EXERCISE INPUT >>
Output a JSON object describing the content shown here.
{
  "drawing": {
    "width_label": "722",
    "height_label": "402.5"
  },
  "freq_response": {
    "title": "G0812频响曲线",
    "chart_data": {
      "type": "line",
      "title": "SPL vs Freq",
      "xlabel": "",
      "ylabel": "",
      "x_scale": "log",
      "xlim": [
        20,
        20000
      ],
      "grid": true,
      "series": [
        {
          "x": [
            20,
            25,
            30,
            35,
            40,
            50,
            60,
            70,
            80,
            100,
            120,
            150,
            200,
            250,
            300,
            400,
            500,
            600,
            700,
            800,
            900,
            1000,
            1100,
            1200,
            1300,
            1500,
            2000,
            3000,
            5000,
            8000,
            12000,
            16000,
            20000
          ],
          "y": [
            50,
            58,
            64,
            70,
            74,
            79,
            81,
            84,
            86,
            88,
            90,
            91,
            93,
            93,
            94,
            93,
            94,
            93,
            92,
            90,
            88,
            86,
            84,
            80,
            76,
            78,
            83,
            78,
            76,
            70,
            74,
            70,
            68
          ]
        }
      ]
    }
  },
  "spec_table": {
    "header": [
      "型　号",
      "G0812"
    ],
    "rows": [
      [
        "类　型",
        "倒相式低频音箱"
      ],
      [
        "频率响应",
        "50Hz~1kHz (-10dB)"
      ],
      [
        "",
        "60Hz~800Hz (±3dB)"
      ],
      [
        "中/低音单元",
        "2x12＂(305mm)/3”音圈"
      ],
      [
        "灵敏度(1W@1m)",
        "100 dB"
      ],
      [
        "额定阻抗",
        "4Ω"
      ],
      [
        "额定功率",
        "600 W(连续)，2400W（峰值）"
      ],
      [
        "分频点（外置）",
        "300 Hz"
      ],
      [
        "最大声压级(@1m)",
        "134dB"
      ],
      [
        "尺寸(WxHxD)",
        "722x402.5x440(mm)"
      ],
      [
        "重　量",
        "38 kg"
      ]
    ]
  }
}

WHAT YOU HAVE TO DO >>
Pull out each record as written and restate it exactly.

EXERCISE SOLUTION >>
Output a JSON object describing the content shown here.
{
  "drawing": {
    "width_label": "722",
    "height_label": "402.5"
  },
  "freq_response": {
    "title": "G0812频响曲线",
    "chart_data": {
      "type": "line",
      "title": "SPL vs Freq",
      "xlabel": "",
      "ylabel": "",
      "x_scale": "log",
      "xlim": [
        20,
        20000
      ],
      "grid": true,
      "series": [
        {
          "x": [
            20,
            25,
            30,
            35,
            40,
            50,
            60,
            70,
            80,
            100,
            120,
            150,
            200,
            250,
            300,
            400,
            500,
            600,
            700,
            800,
            900,
            1000,
            1100,
            1200,
            1300,
            1500,
            2000,
            3000,
            5000,
            8000,
            12000,
            16000,
            20000
          ],
          "y": [
            50,
            58,
            64,
            70,
            74,
            79,
            81,
            84,
            86,
            88,
            90,
            91,
            93,
            93,
            94,
            93,
            94,
            93,
            92,
            90,
            88,
            86,
            84,
            80,
            76,
            78,
            83,
            78,
            76,
            70,
            74,
            70,
            68
          ]
        }
      ]
    }
  },
  "spec_table": {
    "header": [
      "型　号",
      "G0812"
    ],
    "rows": [
      [
        "类　型",
        "倒相式低频音箱"
      ],
      [
        "频率响应",
        "50Hz~1kHz (-10dB)"
      ],
      [
        "",
        "60Hz~800Hz (±3dB)"
      ],
      [
        "中/低音单元",
        "2x12＂(305mm)/3”音圈"
      ],
      [
        "灵敏度(1W@1m)",
        "100 dB"
      ],
      [
        "额定阻抗",
        "4Ω"
      ],
      [
        "额定功率",
        "600 W(连续)，2400W（峰值）"
      ],
      [
        "分频点（外置）",
        "300 Hz"
      ],
      [
        "最大声压级(@1m)",
        "134dB"
      ],
      [
        "尺寸(WxHxD)",
        "722x402.5x440(mm)"
      ],
      [
        "重　量",
        "38 kg"
      ]
    ]
  }
}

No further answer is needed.